[Dataset listings of figures]
· · · · ·

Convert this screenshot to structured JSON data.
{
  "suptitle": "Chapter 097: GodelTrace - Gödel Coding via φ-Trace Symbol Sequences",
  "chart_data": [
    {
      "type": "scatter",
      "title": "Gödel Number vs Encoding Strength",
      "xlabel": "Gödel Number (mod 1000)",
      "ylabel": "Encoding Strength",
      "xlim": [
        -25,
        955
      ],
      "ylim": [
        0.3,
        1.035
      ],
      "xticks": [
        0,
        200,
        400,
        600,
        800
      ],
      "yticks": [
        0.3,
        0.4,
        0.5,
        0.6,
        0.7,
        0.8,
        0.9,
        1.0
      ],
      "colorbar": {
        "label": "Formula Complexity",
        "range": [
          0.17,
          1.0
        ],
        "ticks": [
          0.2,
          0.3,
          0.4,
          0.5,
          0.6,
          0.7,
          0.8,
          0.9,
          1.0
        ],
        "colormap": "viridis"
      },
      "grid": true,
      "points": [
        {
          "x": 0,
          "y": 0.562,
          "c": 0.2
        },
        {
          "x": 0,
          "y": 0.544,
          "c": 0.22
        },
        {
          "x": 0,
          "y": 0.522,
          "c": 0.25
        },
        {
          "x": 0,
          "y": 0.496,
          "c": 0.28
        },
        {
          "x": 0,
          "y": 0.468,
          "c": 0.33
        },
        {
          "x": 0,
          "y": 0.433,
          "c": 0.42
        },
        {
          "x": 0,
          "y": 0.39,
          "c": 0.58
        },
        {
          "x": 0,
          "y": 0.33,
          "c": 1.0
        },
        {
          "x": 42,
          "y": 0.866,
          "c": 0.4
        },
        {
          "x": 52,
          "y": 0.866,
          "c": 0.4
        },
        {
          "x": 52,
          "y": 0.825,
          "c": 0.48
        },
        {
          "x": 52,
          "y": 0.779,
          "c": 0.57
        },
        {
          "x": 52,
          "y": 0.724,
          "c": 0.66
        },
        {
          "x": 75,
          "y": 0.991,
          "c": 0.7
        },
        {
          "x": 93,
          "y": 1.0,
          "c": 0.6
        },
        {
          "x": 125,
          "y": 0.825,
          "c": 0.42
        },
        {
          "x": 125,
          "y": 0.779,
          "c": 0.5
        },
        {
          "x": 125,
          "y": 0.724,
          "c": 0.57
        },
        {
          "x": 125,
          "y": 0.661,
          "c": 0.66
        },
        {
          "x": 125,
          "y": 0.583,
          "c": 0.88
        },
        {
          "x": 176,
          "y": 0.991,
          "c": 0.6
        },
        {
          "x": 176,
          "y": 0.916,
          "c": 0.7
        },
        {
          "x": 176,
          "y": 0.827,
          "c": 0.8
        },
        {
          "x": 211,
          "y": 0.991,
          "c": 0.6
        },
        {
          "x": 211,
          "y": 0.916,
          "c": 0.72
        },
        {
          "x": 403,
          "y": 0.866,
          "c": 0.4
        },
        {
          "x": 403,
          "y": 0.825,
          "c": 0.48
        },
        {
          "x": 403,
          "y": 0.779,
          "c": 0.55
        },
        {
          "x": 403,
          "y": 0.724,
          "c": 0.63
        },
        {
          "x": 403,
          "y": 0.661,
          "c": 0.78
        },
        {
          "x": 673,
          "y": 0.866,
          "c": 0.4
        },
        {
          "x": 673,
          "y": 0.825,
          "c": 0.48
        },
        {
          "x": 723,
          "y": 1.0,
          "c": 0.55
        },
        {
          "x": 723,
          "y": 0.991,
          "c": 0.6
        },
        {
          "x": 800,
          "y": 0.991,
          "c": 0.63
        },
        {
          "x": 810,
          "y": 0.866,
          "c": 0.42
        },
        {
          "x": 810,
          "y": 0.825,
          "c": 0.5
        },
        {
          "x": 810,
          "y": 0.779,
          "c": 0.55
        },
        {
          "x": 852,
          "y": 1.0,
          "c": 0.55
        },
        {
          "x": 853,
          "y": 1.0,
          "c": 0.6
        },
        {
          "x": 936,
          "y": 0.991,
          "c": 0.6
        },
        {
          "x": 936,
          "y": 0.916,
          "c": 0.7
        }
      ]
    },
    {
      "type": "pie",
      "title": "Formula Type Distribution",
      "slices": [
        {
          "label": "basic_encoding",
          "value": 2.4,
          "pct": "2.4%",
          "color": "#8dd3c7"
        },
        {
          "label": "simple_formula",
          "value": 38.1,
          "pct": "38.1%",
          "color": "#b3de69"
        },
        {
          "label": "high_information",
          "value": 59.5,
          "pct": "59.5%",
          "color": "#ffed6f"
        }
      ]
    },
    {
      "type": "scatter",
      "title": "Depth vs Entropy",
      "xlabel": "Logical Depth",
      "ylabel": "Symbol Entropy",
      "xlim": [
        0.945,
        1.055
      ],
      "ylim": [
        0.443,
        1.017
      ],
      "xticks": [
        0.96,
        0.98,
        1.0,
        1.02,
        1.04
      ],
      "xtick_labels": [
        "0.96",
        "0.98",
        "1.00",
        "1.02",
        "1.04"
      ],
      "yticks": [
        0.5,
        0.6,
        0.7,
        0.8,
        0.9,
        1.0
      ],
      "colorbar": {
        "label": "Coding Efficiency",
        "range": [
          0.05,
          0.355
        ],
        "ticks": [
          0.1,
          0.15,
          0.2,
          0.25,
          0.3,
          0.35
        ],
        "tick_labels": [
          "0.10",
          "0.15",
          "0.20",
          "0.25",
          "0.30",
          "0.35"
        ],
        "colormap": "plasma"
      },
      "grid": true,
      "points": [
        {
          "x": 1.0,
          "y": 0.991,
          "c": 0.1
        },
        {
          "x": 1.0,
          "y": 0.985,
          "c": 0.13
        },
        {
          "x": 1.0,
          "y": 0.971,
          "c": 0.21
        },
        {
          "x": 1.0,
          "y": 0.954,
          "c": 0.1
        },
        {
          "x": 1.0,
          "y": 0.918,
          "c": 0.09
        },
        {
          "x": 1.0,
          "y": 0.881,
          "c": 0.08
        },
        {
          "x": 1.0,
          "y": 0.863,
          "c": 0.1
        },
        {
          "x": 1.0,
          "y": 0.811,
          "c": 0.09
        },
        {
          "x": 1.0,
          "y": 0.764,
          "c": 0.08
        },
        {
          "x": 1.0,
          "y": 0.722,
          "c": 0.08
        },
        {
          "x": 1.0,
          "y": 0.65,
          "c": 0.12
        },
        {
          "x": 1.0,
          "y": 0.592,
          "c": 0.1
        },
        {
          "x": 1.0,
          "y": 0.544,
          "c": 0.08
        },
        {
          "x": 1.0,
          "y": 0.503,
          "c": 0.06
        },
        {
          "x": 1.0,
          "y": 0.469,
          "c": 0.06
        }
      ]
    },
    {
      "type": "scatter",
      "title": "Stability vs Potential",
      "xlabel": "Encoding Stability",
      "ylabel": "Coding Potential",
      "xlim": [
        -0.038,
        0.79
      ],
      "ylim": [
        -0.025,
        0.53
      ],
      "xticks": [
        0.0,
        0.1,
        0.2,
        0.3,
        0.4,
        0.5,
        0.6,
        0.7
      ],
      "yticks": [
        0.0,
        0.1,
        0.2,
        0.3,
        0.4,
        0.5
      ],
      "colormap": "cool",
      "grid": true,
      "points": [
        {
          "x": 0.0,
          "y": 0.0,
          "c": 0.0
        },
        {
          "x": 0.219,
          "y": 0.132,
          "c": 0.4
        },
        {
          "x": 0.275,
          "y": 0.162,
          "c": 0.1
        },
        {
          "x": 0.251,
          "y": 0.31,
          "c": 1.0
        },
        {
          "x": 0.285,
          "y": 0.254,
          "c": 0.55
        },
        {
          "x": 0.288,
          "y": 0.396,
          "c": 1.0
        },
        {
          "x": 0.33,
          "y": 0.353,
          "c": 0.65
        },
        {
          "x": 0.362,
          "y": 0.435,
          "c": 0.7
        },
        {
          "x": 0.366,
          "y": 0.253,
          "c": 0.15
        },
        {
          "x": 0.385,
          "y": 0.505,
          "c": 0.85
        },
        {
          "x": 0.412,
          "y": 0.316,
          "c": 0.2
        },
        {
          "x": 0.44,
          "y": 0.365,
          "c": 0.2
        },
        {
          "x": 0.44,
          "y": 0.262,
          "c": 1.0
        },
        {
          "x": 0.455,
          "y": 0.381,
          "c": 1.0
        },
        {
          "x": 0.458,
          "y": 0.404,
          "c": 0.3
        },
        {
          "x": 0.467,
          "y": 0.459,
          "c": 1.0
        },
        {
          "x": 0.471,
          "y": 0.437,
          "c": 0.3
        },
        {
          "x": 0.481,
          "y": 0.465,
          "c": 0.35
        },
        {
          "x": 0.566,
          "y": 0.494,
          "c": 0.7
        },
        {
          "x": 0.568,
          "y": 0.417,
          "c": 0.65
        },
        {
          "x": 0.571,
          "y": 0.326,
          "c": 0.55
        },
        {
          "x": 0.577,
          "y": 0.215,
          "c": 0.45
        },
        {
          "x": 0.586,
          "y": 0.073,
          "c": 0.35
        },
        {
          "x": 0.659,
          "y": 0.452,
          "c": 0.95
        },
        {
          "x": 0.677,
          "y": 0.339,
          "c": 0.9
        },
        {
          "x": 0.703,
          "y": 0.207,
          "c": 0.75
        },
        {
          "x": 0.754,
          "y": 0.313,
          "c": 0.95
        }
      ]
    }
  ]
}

· · · · ·

▶ _THE TASK_: Looking at the records above, say how many lines hold the string "xlabel". Write nothing but the number.

▶ _ANSWER TO THE PROBLEM_: 3